— Start DATASET CONTENT —
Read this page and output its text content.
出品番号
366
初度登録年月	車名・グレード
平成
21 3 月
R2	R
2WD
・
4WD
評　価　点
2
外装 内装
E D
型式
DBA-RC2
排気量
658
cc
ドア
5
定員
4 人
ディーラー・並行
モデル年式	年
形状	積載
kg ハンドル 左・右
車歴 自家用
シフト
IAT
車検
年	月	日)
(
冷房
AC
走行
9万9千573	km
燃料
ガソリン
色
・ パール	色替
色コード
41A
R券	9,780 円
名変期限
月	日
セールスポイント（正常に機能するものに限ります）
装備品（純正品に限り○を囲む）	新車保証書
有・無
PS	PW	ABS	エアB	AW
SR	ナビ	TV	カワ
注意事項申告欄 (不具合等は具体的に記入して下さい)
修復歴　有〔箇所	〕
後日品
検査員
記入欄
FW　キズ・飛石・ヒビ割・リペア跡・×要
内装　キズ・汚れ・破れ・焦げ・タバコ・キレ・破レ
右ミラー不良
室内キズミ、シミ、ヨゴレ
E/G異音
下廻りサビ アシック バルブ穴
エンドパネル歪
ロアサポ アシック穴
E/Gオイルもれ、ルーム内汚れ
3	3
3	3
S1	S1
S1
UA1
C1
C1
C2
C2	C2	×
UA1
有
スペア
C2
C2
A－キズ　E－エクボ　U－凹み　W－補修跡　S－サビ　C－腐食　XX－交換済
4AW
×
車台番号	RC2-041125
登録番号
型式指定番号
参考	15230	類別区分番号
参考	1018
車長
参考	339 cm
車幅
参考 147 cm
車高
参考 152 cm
— End DATASET CONTENT —
EXERCISE BRIEF: Write out every record shown above, word for word.

RESULT OF THE TASK:
Read this page and output its text content.
出品番号
366
初度登録年月	車名・グレード
平成
21 3 月
R2	R
2WD
・
4WD
評　価　点
2
外装 内装
E D
型式
DBA-RC2
排気量
658
cc
ドア
5
定員
4 人
ディーラー・並行
モデル年式	年
形状	積載
kg ハンドル 左・右
車歴 自家用
シフト
IAT
車検
年	月	日)
(
冷房
AC
走行
9万9千573	km
燃料
ガソリン
色
・ パール	色替
色コード
41A
R券	9,780 円
名変期限
月	日
セールスポイント（正常に機能するものに限ります）
装備品（純正品に限り○を囲む）	新車保証書
有・無
PS	PW	ABS	エアB	AW
SR	ナビ	TV	カワ
注意事項申告欄 (不具合等は具体的に記入して下さい)
修復歴　有〔箇所	〕
後日品
検査員
記入欄
FW　キズ・飛石・ヒビ割・リペア跡・×要
内装　キズ・汚れ・破れ・焦げ・タバコ・キレ・破レ
右ミラー不良
室内キズミ、シミ、ヨゴレ
E/G異音
下廻りサビ アシック バルブ穴
エンドパネル歪
ロアサポ アシック穴
E/Gオイルもれ、ルーム内汚れ
3	3
3	3
S1	S1
S1
UA1
C1
C1
C2
C2	C2	×
UA1
有
スペア
C2
C2
A－キズ　E－エクボ　U－凹み　W－補修跡　S－サビ　C－腐食　XX－交換済
4AW
×
車台番号	RC2-041125
登録番号
型式指定番号
参考	15230	類別区分番号
参考	1018
車長
参考	339 cm
車幅
参考 147 cm
車高
参考 152 cm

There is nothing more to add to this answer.